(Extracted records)

•••

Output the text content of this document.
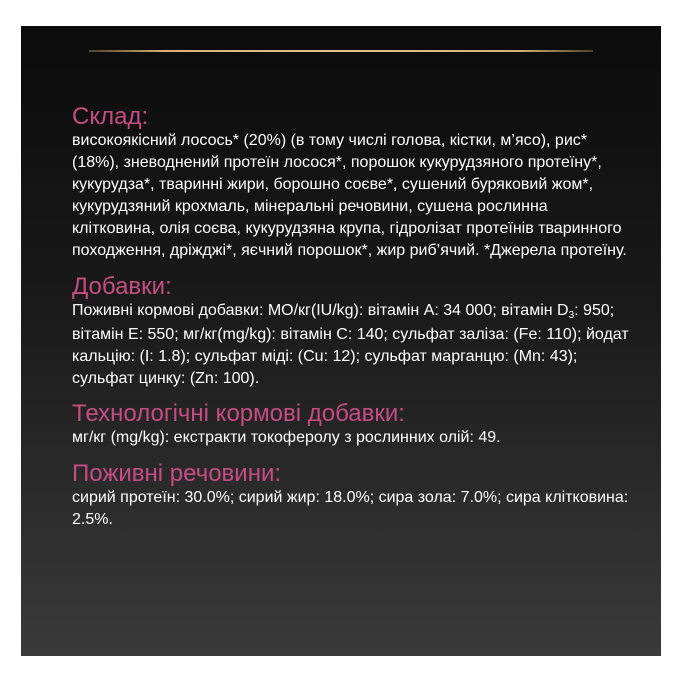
Склад:

високоякісний лосось* (20%) (в тому числі голова, кістки, м’ясо), рис* (18%), зневоднений протеїн лосося*, порошок кукурудзяного протеїну*, кукурудза*, тваринні жири, борошно соєве*, сушений буряковий жом*, кукурудзяний крохмаль, мінеральні речовини, сушена рослинна клітковина, олія соєва, кукурудзяна крупа, гідролізат протеїнів тваринного походження, дріжджі*, яєчний порошок*, жир риб’ячий. *Джерела протеїну.

Добавки:

Поживні кормові добавки: МО/кг(IU/kg): вітамін А: 34 000; вітамін D3: 950; вітамін Е: 550; мг/кг(mg/kg): вітамін С: 140; сульфат заліза: (Fe: 110); йодат кальцію: (I: 1.8); сульфат міді: (Cu: 12); сульфат марганцю: (Mn: 43); сульфат цинку: (Zn: 100).

Технологічні кормові добавки:

мг/кг (mg/kg): екстракти токоферолу з рослинних олій: 49.

Поживні речовини:

сирий протеїн: 30.0%; сирий жир: 18.0%; сира зола: 7.0%; сира клітковина: 2.5%.
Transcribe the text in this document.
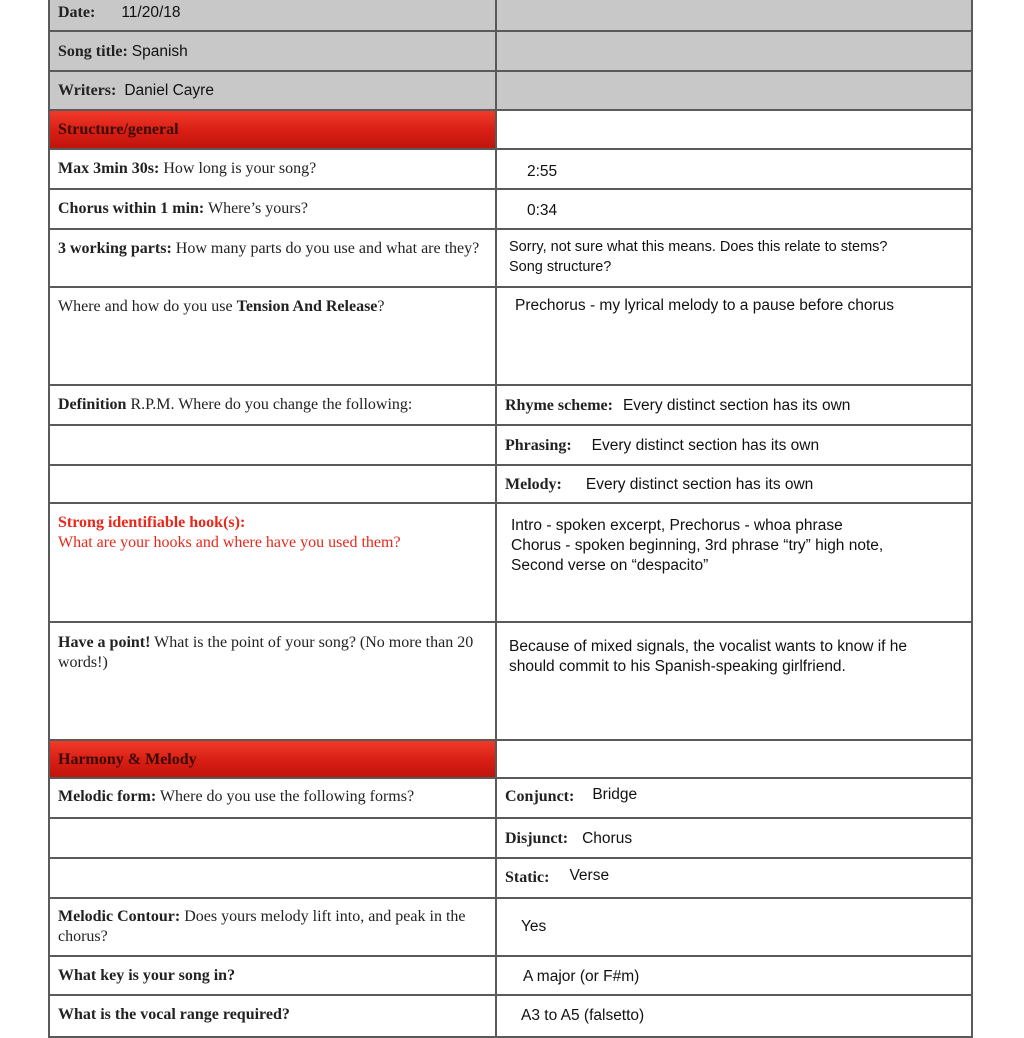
Date: 11/20/18	

Song title: Spanish	

Writers: Daniel Cayre	

Structure/general	

Max 3min 30s: How long is your song?	2:55

Chorus within 1 min: Where’s yours?	0:34

3 working parts: How many parts do you use and what are they?	Sorry, not sure what this means. Does this relate to stems?
Song structure?

Where and how do you use Tension And Release?	Prechorus - my lyrical melody to a pause before chorus

Definition R.P.M. Where do you change the following:	Rhyme scheme: Every distinct section has its own

	Phrasing: Every distinct section has its own

	Melody: Every distinct section has its own

Strong identifiable hook(s):
What are your hooks and where have you used them?	Intro - spoken excerpt, Prechorus - whoa phrase
Chorus - spoken beginning, 3rd phrase “try” high note,
Second verse on “despacito”

Have a point! What is the point of your song? (No more than 20 words!)	Because of mixed signals, the vocalist wants to know if he
should commit to his Spanish-speaking girlfriend.

Harmony & Melody	

Melodic form: Where do you use the following forms?	Conjunct: Bridge

	Disjunct: Chorus

	Static: Verse

Melodic Contour: Does yours melody lift into, and peak in the chorus?	Yes

What key is your song in?	A major (or F#m)

What is the vocal range required?	A3 to A5 (falsetto)
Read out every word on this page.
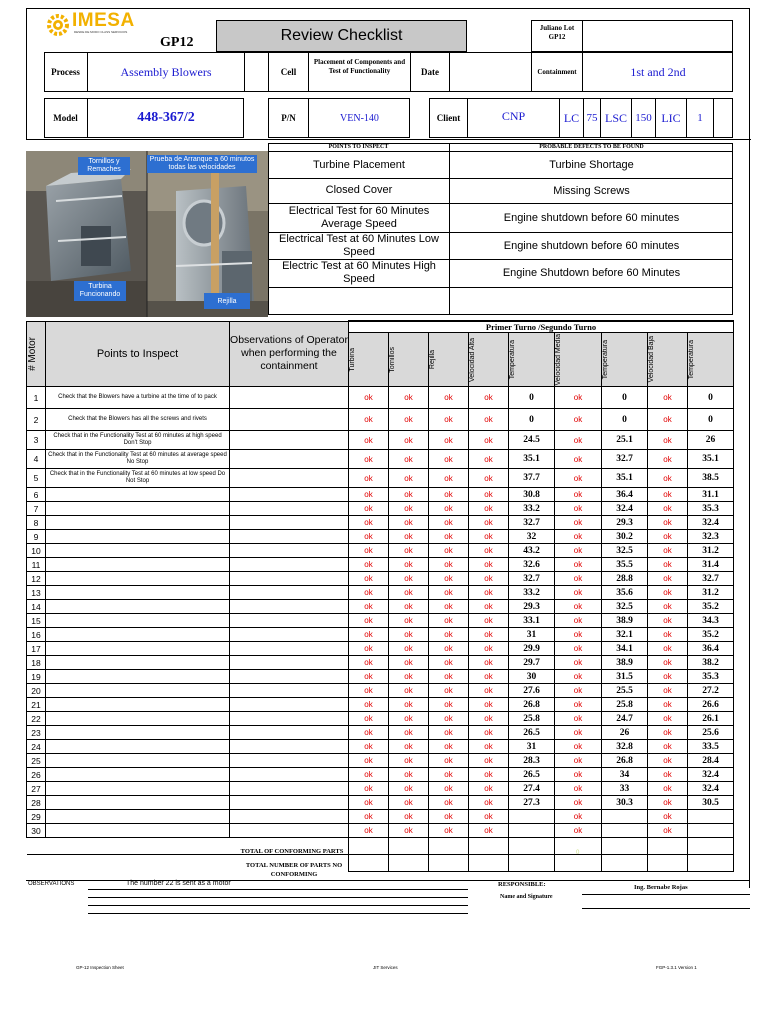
IMESA
DESDE DE MODO CLASS SERVICIOS
GP12	Review Checklist	Juliano Lot
GP12
Process	Assembly Blowers	Cell
Placement of Components and Test of Functionality	Date	Containment	1st and 2nd
Model	448-367/2	P/N	VEN-140	Client	CNP	LC 75 LSC 150 LIC	1
Tornillos y Remaches
Prueba de Arranque a 60 minutos todas las velocidades
Turbina Funcionando
Rejilla
POINTS TO INSPECT	PROBABLE DEFECTS TO BE FOUND
Turbine Placement	Turbine Shortage
Closed Cover	Missing Screws
Electrical Test for 60 Minutes Average Speed	Engine shutdown before 60 minutes
Electrical Test at 60 Minutes Low Speed	Engine shutdown before 60 minutes
Electric Test at 60 Minutes High Speed	Engine Shutdown before 60 Minutes
# Motor	Points to Inspect	Observations of Operator when performing the containment	Primer Turno /Segundo Turno								

			Turbina	Tornillos	Rejilla	Velocidad Alta	Temperatura	Velocidad Media	Temperatura	Velocidad Baja	Temperatura

1	Check that the Blowers have a turbine at the time of to pack		ok	ok	ok	ok	0	ok	0	ok	0
2	Check that the Blowers has all the screws and rivets		ok	ok	ok	ok	0	ok	0	ok	0
3	Check that in the Functionality Test at 60 minutes at high speed Don't Stop		ok	ok	ok	ok	24.5	ok	25.1	ok	26
4	Check that in the Functionality Test at 60 minutes at average speed No Stop		ok	ok	ok	ok	35.1	ok	32.7	ok	35.1
5	Check that in the Functionality Test at 60 minutes at low speed Do Not Stop		ok	ok	ok	ok	37.7	ok	35.1	ok	38.5
6			ok	ok	ok	ok	30.8	ok	36.4	ok	31.1
7			ok	ok	ok	ok	33.2	ok	32.4	ok	35.3
8			ok	ok	ok	ok	32.7	ok	29.3	ok	32.4
9			ok	ok	ok	ok	32	ok	30.2	ok	32.3
10			ok	ok	ok	ok	43.2	ok	32.5	ok	31.2
11			ok	ok	ok	ok	32.6	ok	35.5	ok	31.4
12			ok	ok	ok	ok	32.7	ok	28.8	ok	32.7
13			ok	ok	ok	ok	33.2	ok	35.6	ok	31.2
14			ok	ok	ok	ok	29.3	ok	32.5	ok	35.2
15			ok	ok	ok	ok	33.1	ok	38.9	ok	34.3
16			ok	ok	ok	ok	31	ok	32.1	ok	35.2
17			ok	ok	ok	ok	29.9	ok	34.1	ok	36.4
18			ok	ok	ok	ok	29.7	ok	38.9	ok	38.2
19			ok	ok	ok	ok	30	ok	31.5	ok	35.3
20			ok	ok	ok	ok	27.6	ok	25.5	ok	27.2
21			ok	ok	ok	ok	26.8	ok	25.8	ok	26.6
22			ok	ok	ok	ok	25.8	ok	24.7	ok	26.1
23			ok	ok	ok	ok	26.5	ok	26	ok	25.6
24			ok	ok	ok	ok	31	ok	32.8	ok	33.5
25			ok	ok	ok	ok	28.3	ok	26.8	ok	28.4
26			ok	ok	ok	ok	26.5	ok	34	ok	32.4
27			ok	ok	ok	ok	27.4	ok	33	ok	32.4
28			ok	ok	ok	ok	27.3	ok	30.3	ok	30.5
29			ok	ok	ok	ok		ok		ok	
30			ok	ok	ok	ok		ok		ok	

TOTAL OF CONFORMING PARTS
TOTAL NUMBER OF PARTS NO CONFORMING
0
OBSERVATIONS	The number 22 is sent as a motor	RESPONSIBLE:	Ing. Bernabe Rojas
Name and Signature
GP-12 Inspection Sheet	JIT Services	FGP-1.3.1 Version 1
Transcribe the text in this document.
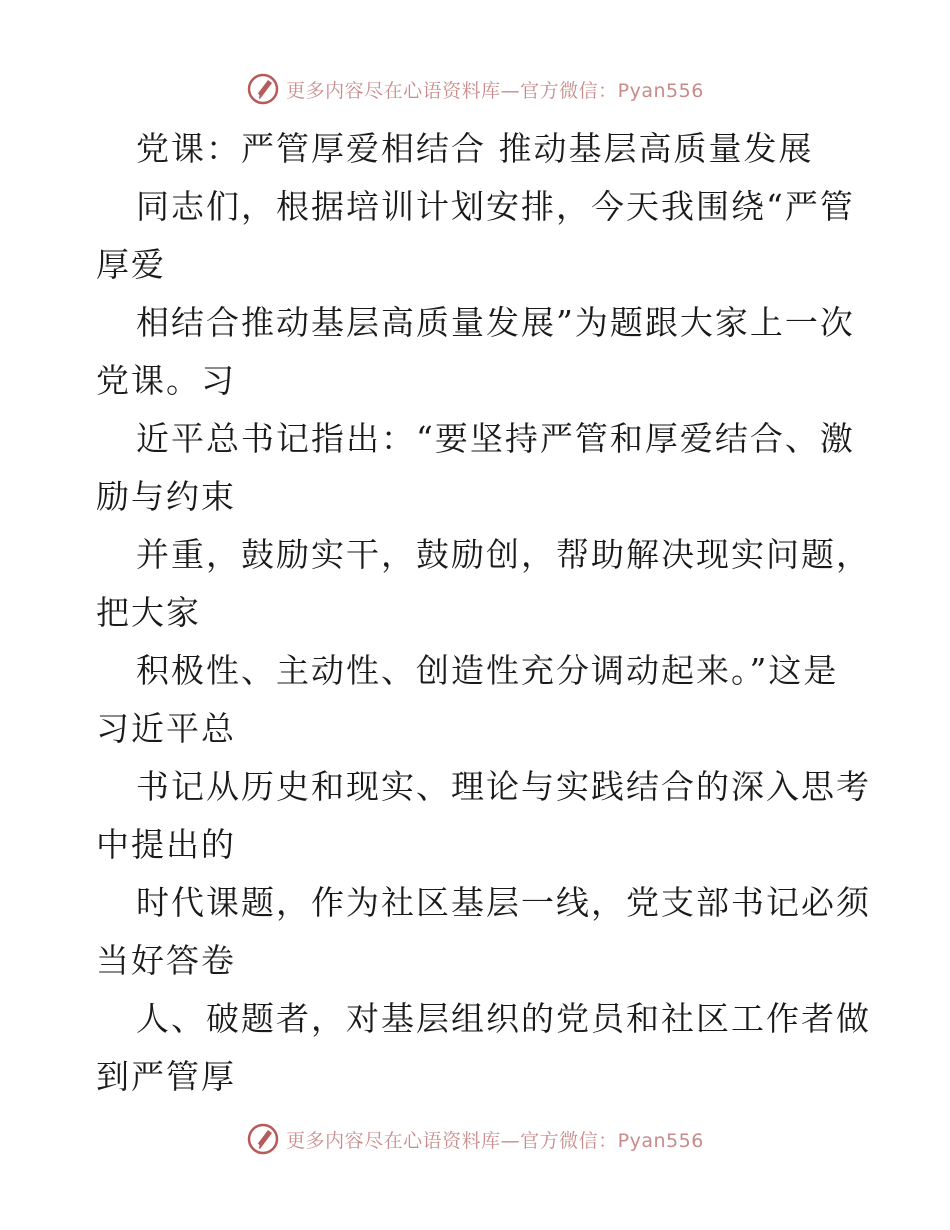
更多内容尽在心语资料库—官方微信：Pyan556
党课：严管厚爱相结合 推动基层高质量发展

同志们，根据培训计划安排，今天我围绕“严管

厚爱

相结合推动基层高质量发展”为题跟大家上一次

党课。习

近平总书记指出：“要坚持严管和厚爱结合、激

励与约束

并重，鼓励实干，鼓励创，帮助解决现实问题，

把大家

积极性、主动性、创造性充分调动起来。”这是

习近平总

书记从历史和现实、理论与实践结合的深入思考

中提出的

时代课题，作为社区基层一线，党支部书记必须

当好答卷

人、破题者，对基层组织的党员和社区工作者做

到严管厚

更多内容尽在心语资料库—官方微信：Pyan556
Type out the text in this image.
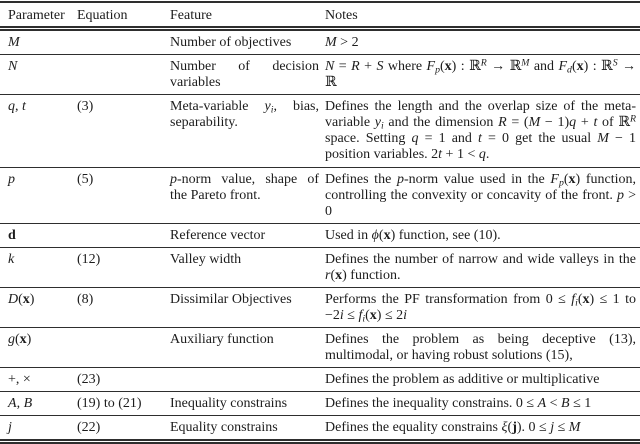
Parameter	Equation	Feature	Notes
M		Number of objectives	M > 2
N		Number of decision variables	N = R + S where $F_p(x)$ : ℝ$^R$ → ℝ$^M$ and $F_d(x)$ : ℝ$^S$ → ℝ
q, t	(3)	Meta-variable $y_i$, bias, separability.	Defines the length and the overlap size of the meta-variable $y_i$ and the dimension R = (M − 1)q + t of ℝ$^R$ space. Setting q = 1 and t = 0 get the usual M − 1 position variables. 2t + 1 < q.
p	(5)	p-norm value, shape of the Pareto front.	Defines the p-norm value used in the $F_p(x)$ function, controlling the convexity or concavity of the front. p > 0
d		Reference vector	Used in ϕ(x) function, see (10).
k	(12)	Valley width	Defines the number of narrow and wide valleys in the r(x) function.
D(x)	(8)	Dissimilar Objectives	Performs the PF transformation from $0 \le f_i(x) \le 1$ to $-2i \le f_i(x) \le 2i$
g(x)		Auxiliary function	Defines the problem as being deceptive (13), multimodal, or having robust solutions (15),
+, ×	(23)		Defines the problem as additive or multiplicative
A, B	(19) to (21)	Inequality constrains	Defines the inequality constrains. 0 ≤ A < B ≤ 1
j	(22)	Equality constrains	Defines the equality constrains ξ(j). 0 ≤ j ≤ M
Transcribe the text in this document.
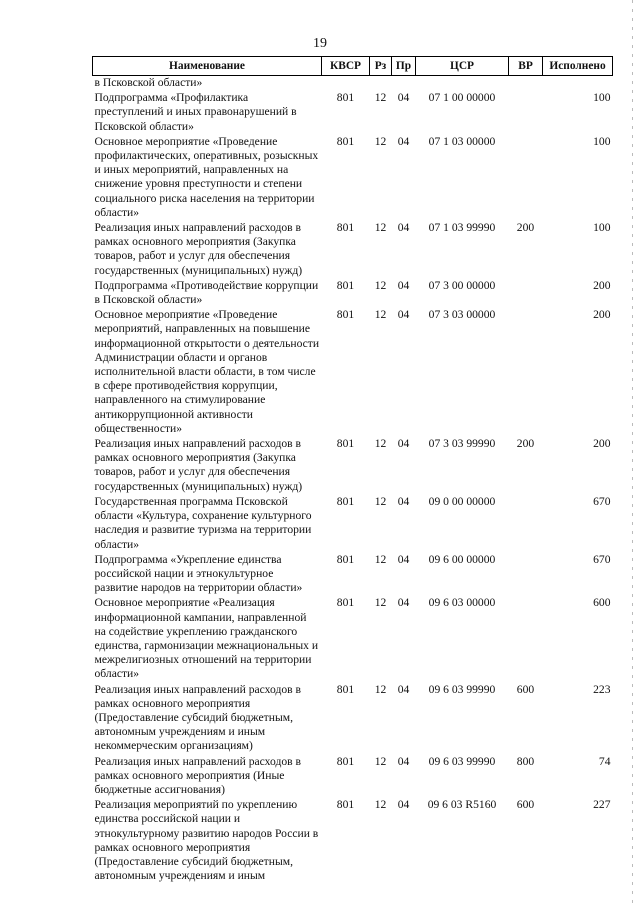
19
Наименование	КВСР	Рз	Пр	ЦСР	ВР	Исполнено
в Псковской области»						
Подпрограмма «Профилактика преступлений и иных правонарушений в Псковской области»	801	12	04	07 1 00 00000		100
Основное мероприятие «Проведение профилактических, оперативных, розыскных и иных мероприятий, направленных на снижение уровня преступности и степени социального риска населения на территории области»	801	12	04	07 1 03 00000		100
Реализация иных направлений расходов в рамках основного мероприятия (Закупка товаров, работ и услуг для обеспечения государственных (муниципальных) нужд)	801	12	04	07 1 03 99990	200	100
Подпрограмма «Противодействие коррупции в Псковской области»	801	12	04	07 3 00 00000		200
Основное мероприятие «Проведение мероприятий, направленных на повышение информационной открытости о деятельности Администрации области и органов исполнительной власти области, в том числе в сфере противодействия коррупции, направленного на стимулирование антикоррупционной активности общественности»	801	12	04	07 3 03 00000		200
Реализация иных направлений расходов в рамках основного мероприятия (Закупка товаров, работ и услуг для обеспечения государственных (муниципальных) нужд)	801	12	04	07 3 03 99990	200	200
Государственная программа Псковской области «Культура, сохранение культурного наследия и развитие туризма на территории области»	801	12	04	09 0 00 00000		670
Подпрограмма «Укрепление единства российской нации и этнокультурное развитие народов на территории области»	801	12	04	09 6 00 00000		670
Основное мероприятие «Реализация информационной кампании, направленной на содействие укреплению гражданского единства, гармонизации межнациональных и межрелигиозных отношений на территории области»	801	12	04	09 6 03 00000		600
Реализация иных направлений расходов в рамках основного мероприятия (Предоставление субсидий бюджетным, автономным учреждениям и иным некоммерческим организациям)	801	12	04	09 6 03 99990	600	223
Реализация иных направлений расходов в рамках основного мероприятия (Иные бюджетные ассигнования)	801	12	04	09 6 03 99990	800	74
Реализация мероприятий по укреплению единства российской нации и этнокультурному развитию народов России в рамках основного мероприятия (Предоставление субсидий бюджетным, автономным учреждениям и иным	801	12	04	09 6 03 R5160	600	227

•••

## WHAT THE EXERCISE ASKS
Copy every line of the data that holds the string "автономным".

## TASK OUTPUT
Реализация иных направлений расходов в рамках основного мероприятия (Предоставление субсидий бюджетным, автономным учреждениям и иным некоммерческим организациям)	801	12	04	09 6 03 99990	600	223
Реализация мероприятий по укреплению единства российской нации и этнокультурному развитию народов России в рамках основного мероприятия (Предоставление субсидий бюджетным, автономным учреждениям и иным	801	12	04	09 6 03 R5160	600	227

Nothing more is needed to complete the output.